Dataset records:
-- BEGIN --

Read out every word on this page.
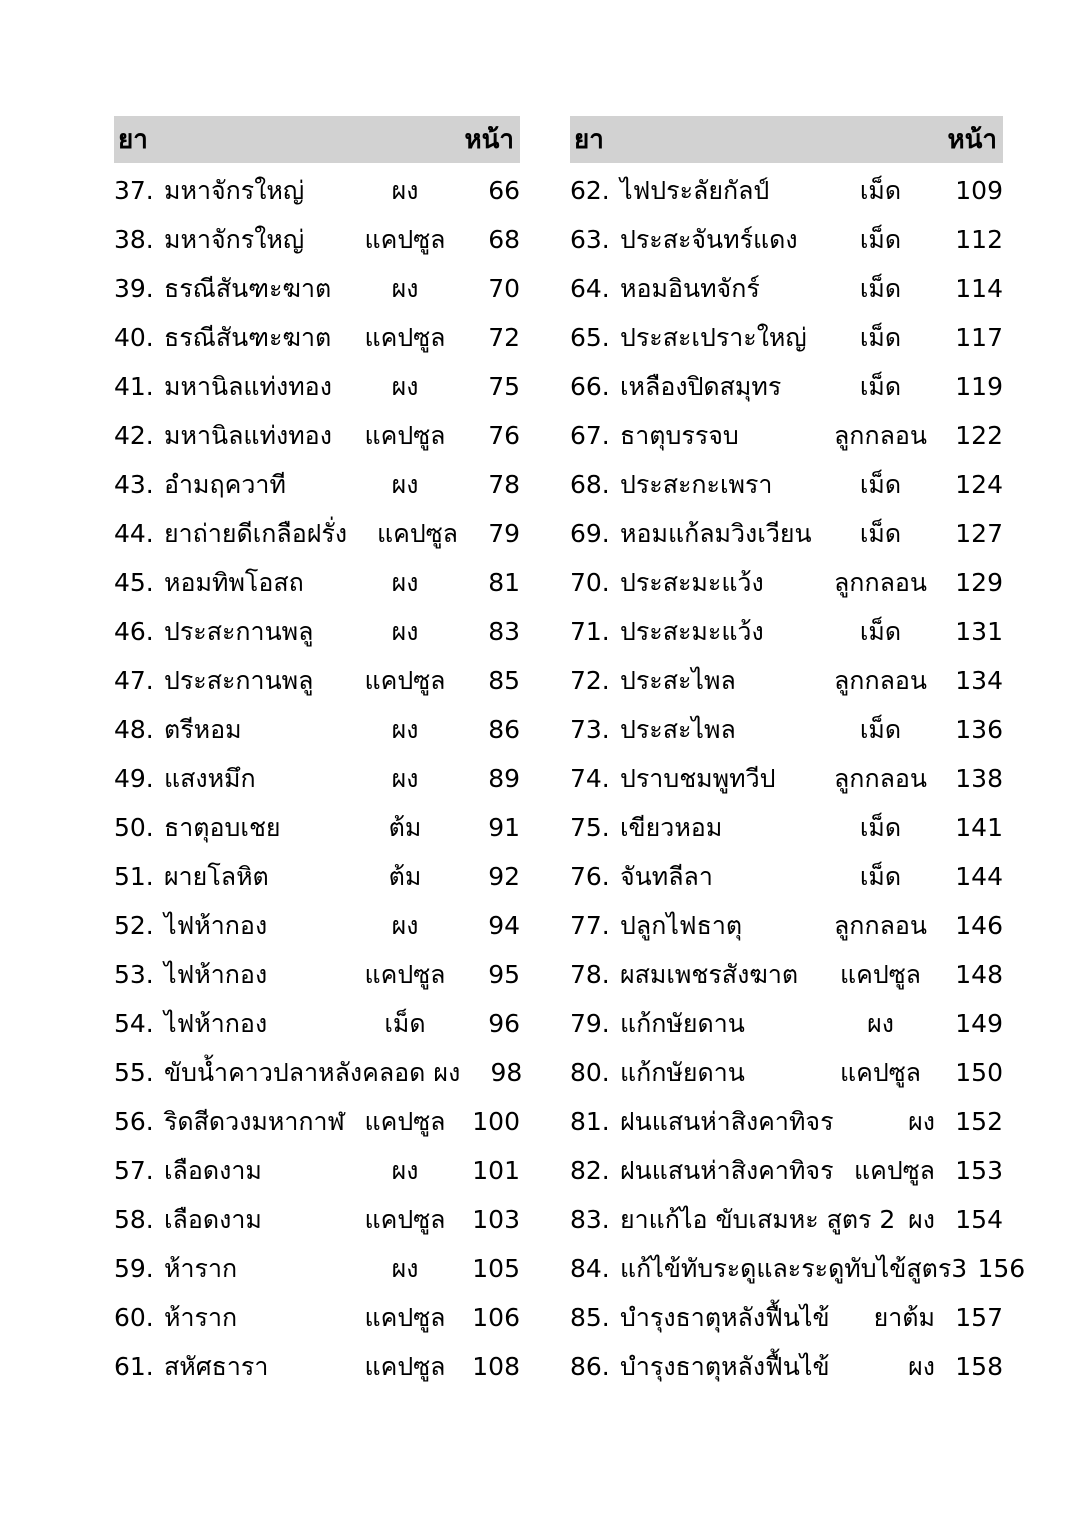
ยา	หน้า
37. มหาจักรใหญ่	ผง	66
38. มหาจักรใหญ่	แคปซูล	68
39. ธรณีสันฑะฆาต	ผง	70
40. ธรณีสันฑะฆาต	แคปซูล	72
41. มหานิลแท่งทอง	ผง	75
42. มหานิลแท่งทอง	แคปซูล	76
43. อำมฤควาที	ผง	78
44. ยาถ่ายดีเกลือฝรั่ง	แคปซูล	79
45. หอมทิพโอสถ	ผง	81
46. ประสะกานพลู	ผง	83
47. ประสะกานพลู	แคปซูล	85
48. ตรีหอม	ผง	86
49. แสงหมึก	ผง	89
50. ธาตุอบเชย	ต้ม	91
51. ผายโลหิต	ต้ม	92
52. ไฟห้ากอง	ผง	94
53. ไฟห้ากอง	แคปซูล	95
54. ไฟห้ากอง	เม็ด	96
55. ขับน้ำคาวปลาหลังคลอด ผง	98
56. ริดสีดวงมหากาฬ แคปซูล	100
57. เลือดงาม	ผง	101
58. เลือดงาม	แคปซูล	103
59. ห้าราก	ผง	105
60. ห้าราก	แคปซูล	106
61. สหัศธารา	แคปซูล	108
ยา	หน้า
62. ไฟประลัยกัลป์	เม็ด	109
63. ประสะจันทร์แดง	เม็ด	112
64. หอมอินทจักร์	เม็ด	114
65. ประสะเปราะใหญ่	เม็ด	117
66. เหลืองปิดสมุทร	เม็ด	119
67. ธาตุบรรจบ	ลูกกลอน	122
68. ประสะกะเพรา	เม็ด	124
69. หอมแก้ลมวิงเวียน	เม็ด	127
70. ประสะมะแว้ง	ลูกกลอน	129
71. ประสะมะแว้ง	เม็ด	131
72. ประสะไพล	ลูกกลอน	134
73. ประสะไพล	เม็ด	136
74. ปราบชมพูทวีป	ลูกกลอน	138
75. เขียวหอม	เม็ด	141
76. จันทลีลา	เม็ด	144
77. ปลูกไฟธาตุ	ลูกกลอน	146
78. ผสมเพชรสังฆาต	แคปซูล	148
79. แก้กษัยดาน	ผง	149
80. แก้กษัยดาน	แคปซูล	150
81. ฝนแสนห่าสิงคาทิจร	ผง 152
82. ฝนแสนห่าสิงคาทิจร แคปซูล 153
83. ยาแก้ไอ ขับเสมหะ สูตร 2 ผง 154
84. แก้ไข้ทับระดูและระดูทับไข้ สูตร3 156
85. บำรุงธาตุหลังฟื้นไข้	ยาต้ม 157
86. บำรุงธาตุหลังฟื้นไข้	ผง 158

-- END --

> [Task] Leaving the pictures aside, transcribe the entire listing exactly.

> [Answer]
Read out every word on this page.
ยา	หน้า
37. มหาจักรใหญ่	ผง	66
38. มหาจักรใหญ่	แคปซูล	68
39. ธรณีสันฑะฆาต	ผง	70
40. ธรณีสันฑะฆาต	แคปซูล	72
41. มหานิลแท่งทอง	ผง	75
42. มหานิลแท่งทอง	แคปซูล	76
43. อำมฤควาที	ผง	78
44. ยาถ่ายดีเกลือฝรั่ง	แคปซูล	79
45. หอมทิพโอสถ	ผง	81
46. ประสะกานพลู	ผง	83
47. ประสะกานพลู	แคปซูล	85
48. ตรีหอม	ผง	86
49. แสงหมึก	ผง	89
50. ธาตุอบเชย	ต้ม	91
51. ผายโลหิต	ต้ม	92
52. ไฟห้ากอง	ผง	94
53. ไฟห้ากอง	แคปซูล	95
54. ไฟห้ากอง	เม็ด	96
55. ขับน้ำคาวปลาหลังคลอด ผง	98
56. ริดสีดวงมหากาฬ แคปซูล	100
57. เลือดงาม	ผง	101
58. เลือดงาม	แคปซูล	103
59. ห้าราก	ผง	105
60. ห้าราก	แคปซูล	106
61. สหัศธารา	แคปซูล	108
ยา	หน้า
62. ไฟประลัยกัลป์	เม็ด	109
63. ประสะจันทร์แดง	เม็ด	112
64. หอมอินทจักร์	เม็ด	114
65. ประสะเปราะใหญ่	เม็ด	117
66. เหลืองปิดสมุทร	เม็ด	119
67. ธาตุบรรจบ	ลูกกลอน	122
68. ประสะกะเพรา	เม็ด	124
69. หอมแก้ลมวิงเวียน	เม็ด	127
70. ประสะมะแว้ง	ลูกกลอน	129
71. ประสะมะแว้ง	เม็ด	131
72. ประสะไพล	ลูกกลอน	134
73. ประสะไพล	เม็ด	136
74. ปราบชมพูทวีป	ลูกกลอน	138
75. เขียวหอม	เม็ด	141
76. จันทลีลา	เม็ด	144
77. ปลูกไฟธาตุ	ลูกกลอน	146
78. ผสมเพชรสังฆาต	แคปซูล	148
79. แก้กษัยดาน	ผง	149
80. แก้กษัยดาน	แคปซูล	150
81. ฝนแสนห่าสิงคาทิจร	ผง 152
82. ฝนแสนห่าสิงคาทิจร แคปซูล 153
83. ยาแก้ไอ ขับเสมหะ สูตร 2 ผง 154
84. แก้ไข้ทับระดูและระดูทับไข้ สูตร3 156
85. บำรุงธาตุหลังฟื้นไข้	ยาต้ม 157
86. บำรุงธาตุหลังฟื้นไข้	ผง 158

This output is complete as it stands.